* begin *
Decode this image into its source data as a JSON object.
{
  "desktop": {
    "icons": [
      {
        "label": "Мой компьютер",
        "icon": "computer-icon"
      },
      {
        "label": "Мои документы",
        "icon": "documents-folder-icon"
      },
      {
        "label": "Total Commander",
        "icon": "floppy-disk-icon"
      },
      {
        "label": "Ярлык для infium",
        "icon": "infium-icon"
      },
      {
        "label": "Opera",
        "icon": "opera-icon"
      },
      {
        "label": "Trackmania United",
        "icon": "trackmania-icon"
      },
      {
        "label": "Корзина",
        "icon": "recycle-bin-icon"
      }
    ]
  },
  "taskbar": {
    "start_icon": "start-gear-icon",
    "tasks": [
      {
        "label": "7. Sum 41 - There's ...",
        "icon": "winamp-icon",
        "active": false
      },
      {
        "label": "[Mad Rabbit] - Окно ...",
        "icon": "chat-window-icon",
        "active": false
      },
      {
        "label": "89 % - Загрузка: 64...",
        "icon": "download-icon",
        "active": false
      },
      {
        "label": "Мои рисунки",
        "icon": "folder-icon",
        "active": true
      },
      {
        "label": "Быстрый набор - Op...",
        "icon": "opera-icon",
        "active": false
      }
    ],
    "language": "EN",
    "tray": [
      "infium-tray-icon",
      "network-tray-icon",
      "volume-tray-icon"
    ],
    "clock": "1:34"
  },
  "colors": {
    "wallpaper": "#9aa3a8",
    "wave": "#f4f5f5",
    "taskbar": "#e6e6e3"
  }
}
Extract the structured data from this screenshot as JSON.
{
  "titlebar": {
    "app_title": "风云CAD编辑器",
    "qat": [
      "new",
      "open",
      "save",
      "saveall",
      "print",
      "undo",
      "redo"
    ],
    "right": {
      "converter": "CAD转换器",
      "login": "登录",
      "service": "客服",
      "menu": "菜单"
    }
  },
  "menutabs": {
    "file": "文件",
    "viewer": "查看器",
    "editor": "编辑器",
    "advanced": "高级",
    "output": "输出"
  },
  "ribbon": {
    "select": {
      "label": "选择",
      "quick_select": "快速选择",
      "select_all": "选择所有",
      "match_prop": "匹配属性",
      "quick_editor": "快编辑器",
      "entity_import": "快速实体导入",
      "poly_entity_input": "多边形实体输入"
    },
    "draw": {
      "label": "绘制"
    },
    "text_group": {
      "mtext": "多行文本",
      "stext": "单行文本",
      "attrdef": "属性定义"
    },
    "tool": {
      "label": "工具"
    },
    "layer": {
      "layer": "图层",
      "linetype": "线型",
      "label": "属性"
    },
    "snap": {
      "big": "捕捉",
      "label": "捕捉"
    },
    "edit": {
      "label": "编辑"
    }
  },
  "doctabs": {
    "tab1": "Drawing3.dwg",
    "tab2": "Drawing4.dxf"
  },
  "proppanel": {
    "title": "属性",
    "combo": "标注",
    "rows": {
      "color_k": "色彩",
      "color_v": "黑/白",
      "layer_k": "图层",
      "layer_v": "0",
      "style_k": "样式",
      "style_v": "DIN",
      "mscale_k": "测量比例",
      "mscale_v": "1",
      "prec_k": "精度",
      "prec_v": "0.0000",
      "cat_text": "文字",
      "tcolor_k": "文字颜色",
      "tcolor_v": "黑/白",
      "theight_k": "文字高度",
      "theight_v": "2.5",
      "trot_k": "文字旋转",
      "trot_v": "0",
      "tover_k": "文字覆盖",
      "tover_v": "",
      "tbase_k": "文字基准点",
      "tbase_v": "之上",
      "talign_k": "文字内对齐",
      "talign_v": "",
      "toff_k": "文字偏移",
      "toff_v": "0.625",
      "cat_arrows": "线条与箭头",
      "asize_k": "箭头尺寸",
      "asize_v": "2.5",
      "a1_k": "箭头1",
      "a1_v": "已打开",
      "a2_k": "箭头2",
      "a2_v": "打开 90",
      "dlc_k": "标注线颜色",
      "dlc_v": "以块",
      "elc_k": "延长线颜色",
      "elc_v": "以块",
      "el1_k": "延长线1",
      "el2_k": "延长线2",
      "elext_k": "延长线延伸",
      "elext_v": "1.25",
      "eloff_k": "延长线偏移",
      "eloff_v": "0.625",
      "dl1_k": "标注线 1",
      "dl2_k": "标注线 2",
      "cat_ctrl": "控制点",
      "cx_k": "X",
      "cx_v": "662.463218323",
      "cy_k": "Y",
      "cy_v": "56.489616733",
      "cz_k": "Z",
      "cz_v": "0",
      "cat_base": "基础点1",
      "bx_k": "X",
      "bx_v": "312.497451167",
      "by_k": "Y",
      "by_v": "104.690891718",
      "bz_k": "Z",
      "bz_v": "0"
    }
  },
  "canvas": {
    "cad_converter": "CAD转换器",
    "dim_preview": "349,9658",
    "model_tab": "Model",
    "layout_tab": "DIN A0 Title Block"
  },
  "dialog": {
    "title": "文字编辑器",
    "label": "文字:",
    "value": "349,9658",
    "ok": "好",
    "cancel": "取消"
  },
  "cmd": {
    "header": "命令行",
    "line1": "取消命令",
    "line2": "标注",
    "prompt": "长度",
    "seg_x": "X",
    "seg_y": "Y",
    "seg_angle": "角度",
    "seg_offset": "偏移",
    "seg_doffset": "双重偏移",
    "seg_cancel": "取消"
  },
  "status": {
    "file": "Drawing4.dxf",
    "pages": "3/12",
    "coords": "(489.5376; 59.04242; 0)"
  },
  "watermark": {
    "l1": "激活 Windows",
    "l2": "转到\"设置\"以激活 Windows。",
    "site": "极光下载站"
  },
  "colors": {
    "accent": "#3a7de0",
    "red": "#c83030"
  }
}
* end *
* [Exercise description]: From the records above, extract every line exactly as it stands.

* [Task output]:
Decode this image into its source data as a JSON object.
{
  "desktop": {
    "icons": [
      {
        "label": "Мой компьютер",
        "icon": "computer-icon"
      },
      {
        "label": "Мои документы",
        "icon": "documents-folder-icon"
      },
      {
        "label": "Total Commander",
        "icon": "floppy-disk-icon"
      },
      {
        "label": "Ярлык для infium",
        "icon": "infium-icon"
      },
      {
        "label": "Opera",
        "icon": "opera-icon"
      },
      {
        "label": "Trackmania United",
        "icon": "trackmania-icon"
      },
      {
        "label": "Корзина",
        "icon": "recycle-bin-icon"
      }
    ]
  },
  "taskbar": {
    "start_icon": "start-gear-icon",
    "tasks": [
      {
        "label": "7. Sum 41 - There's ...",
        "icon": "winamp-icon",
        "active": false
      },
      {
        "label": "[Mad Rabbit] - Окно ...",
        "icon": "chat-window-icon",
        "active": false
      },
      {
        "label": "89 % - Загрузка: 64...",
        "icon": "download-icon",
        "active": false
      },
      {
        "label": "Мои рисунки",
        "icon": "folder-icon",
        "active": true
      },
      {
        "label": "Быстрый набор - Op...",
        "icon": "opera-icon",
        "active": false
      }
    ],
    "language": "EN",
    "tray": [
      "infium-tray-icon",
      "network-tray-icon",
      "volume-tray-icon"
    ],
    "clock": "1:34"
  },
  "colors": {
    "wallpaper": "#9aa3a8",
    "wave": "#f4f5f5",
    "taskbar": "#e6e6e3"
  }
}
Extract the structured data from this screenshot as JSON.
{
  "titlebar": {
    "app_title": "风云CAD编辑器",
    "qat": [
      "new",
      "open",
      "save",
      "saveall",
      "print",
      "undo",
      "redo"
    ],
    "right": {
      "converter": "CAD转换器",
      "login": "登录",
      "service": "客服",
      "menu": "菜单"
    }
  },
  "menutabs": {
    "file": "文件",
    "viewer": "查看器",
    "editor": "编辑器",
    "advanced": "高级",
    "output": "输出"
  },
  "ribbon": {
    "select": {
      "label": "选择",
      "quick_select": "快速选择",
      "select_all": "选择所有",
      "match_prop": "匹配属性",
      "quick_editor": "快编辑器",
      "entity_import": "快速实体导入",
      "poly_entity_input": "多边形实体输入"
    },
    "draw": {
      "label": "绘制"
    },
    "text_group": {
      "mtext": "多行文本",
      "stext": "单行文本",
      "attrdef": "属性定义"
    },
    "tool": {
      "label": "工具"
    },
    "layer": {
      "layer": "图层",
      "linetype": "线型",
      "label": "属性"
    },
    "snap": {
      "big": "捕捉",
      "label": "捕捉"
    },
    "edit": {
      "label": "编辑"
    }
  },
  "doctabs": {
    "tab1": "Drawing3.dwg",
    "tab2": "Drawing4.dxf"
  },
  "proppanel": {
    "title": "属性",
    "combo": "标注",
    "rows": {
      "color_k": "色彩",
      "color_v": "黑/白",
      "layer_k": "图层",
      "layer_v": "0",
      "style_k": "样式",
      "style_v": "DIN",
      "mscale_k": "测量比例",
      "mscale_v": "1",
      "prec_k": "精度",
      "prec_v": "0.0000",
      "cat_text": "文字",
      "tcolor_k": "文字颜色",
      "tcolor_v": "黑/白",
      "theight_k": "文字高度",
      "theight_v": "2.5",
      "trot_k": "文字旋转",
      "trot_v": "0",
      "tover_k": "文字覆盖",
      "tover_v": "",
      "tbase_k": "文字基准点",
      "tbase_v": "之上",
      "talign_k": "文字内对齐",
      "talign_v": "",
      "toff_k": "文字偏移",
      "toff_v": "0.625",
      "cat_arrows": "线条与箭头",
      "asize_k": "箭头尺寸",
      "asize_v": "2.5",
      "a1_k": "箭头1",
      "a1_v": "已打开",
      "a2_k": "箭头2",
      "a2_v": "打开 90",
      "dlc_k": "标注线颜色",
      "dlc_v": "以块",
      "elc_k": "延长线颜色",
      "elc_v": "以块",
      "el1_k": "延长线1",
      "el2_k": "延长线2",
      "elext_k": "延长线延伸",
      "elext_v": "1.25",
      "eloff_k": "延长线偏移",
      "eloff_v": "0.625",
      "dl1_k": "标注线 1",
      "dl2_k": "标注线 2",
      "cat_ctrl": "控制点",
      "cx_k": "X",
      "cx_v": "662.463218323",
      "cy_k": "Y",
      "cy_v": "56.489616733",
      "cz_k": "Z",
      "cz_v": "0",
      "cat_base": "基础点1",
      "bx_k": "X",
      "bx_v": "312.497451167",
      "by_k": "Y",
      "by_v": "104.690891718",
      "bz_k": "Z",
      "bz_v": "0"
    }
  },
  "canvas": {
    "cad_converter": "CAD转换器",
    "dim_preview": "349,9658",
    "model_tab": "Model",
    "layout_tab": "DIN A0 Title Block"
  },
  "dialog": {
    "title": "文字编辑器",
    "label": "文字:",
    "value": "349,9658",
    "ok": "好",
    "cancel": "取消"
  },
  "cmd": {
    "header": "命令行",
    "line1": "取消命令",
    "line2": "标注",
    "prompt": "长度",
    "seg_x": "X",
    "seg_y": "Y",
    "seg_angle": "角度",
    "seg_offset": "偏移",
    "seg_doffset": "双重偏移",
    "seg_cancel": "取消"
  },
  "status": {
    "file": "Drawing4.dxf",
    "pages": "3/12",
    "coords": "(489.5376; 59.04242; 0)"
  },
  "watermark": {
    "l1": "激活 Windows",
    "l2": "转到\"设置\"以激活 Windows。",
    "site": "极光下载站"
  },
  "colors": {
    "accent": "#3a7de0",
    "red": "#c83030"
  }
}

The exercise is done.